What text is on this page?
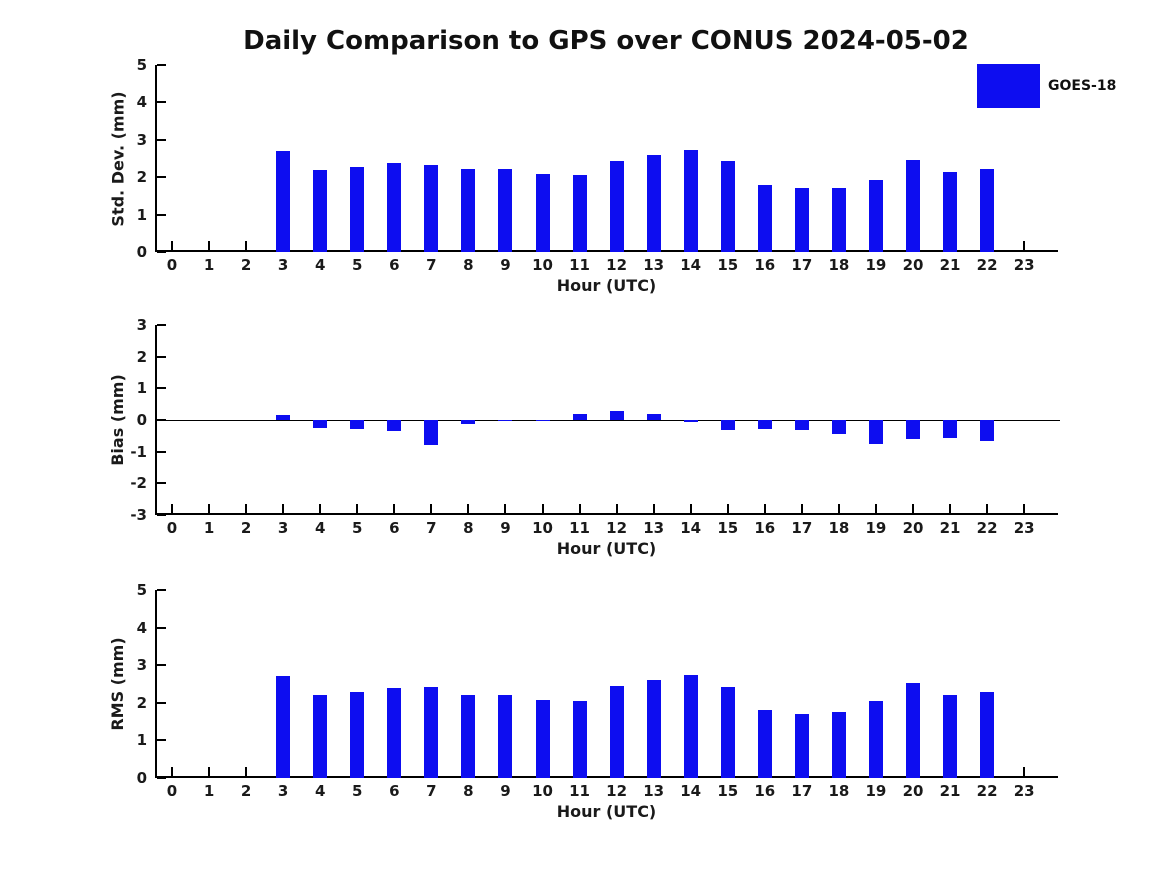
Daily Comparison to GPS over CONUS 2024-05-02
GOES-18
Std. Dev. (mm)
0
1
2
3
4
5
0	1	2	3	4	5	6	7	8	9	10	11	12	13	14	15	16	17	18	19	20	21	22	23
Hour (UTC)
Bias (mm)
-3
-2
-1
0
1
2
3
0	1	2	3	4	5	6	7	8	9	10	11	12	13	14	15	16	17	18	19	20	21	22	23
Hour (UTC)
RMS (mm)
0
1
2
3
4
5
0	1	2	3	4	5	6	7	8	9	10	11	12	13	14	15	16	17	18	19	20	21	22	23
Hour (UTC)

REQUIREMENT
The listing above must be printed again exactly, minus its pictures.

CORRECT ANSWER
What text is on this page?
Daily Comparison to GPS over CONUS 2024-05-02
GOES-18
Std. Dev. (mm)
0
1
2
3
4
5
0	1	2	3	4	5	6	7	8	9	10	11	12	13	14	15	16	17	18	19	20	21	22	23
Hour (UTC)
Bias (mm)
-3
-2
-1
0
1
2
3
0	1	2	3	4	5	6	7	8	9	10	11	12	13	14	15	16	17	18	19	20	21	22	23
Hour (UTC)
RMS (mm)
0
1
2
3
4
5
0	1	2	3	4	5	6	7	8	9	10	11	12	13	14	15	16	17	18	19	20	21	22	23
Hour (UTC)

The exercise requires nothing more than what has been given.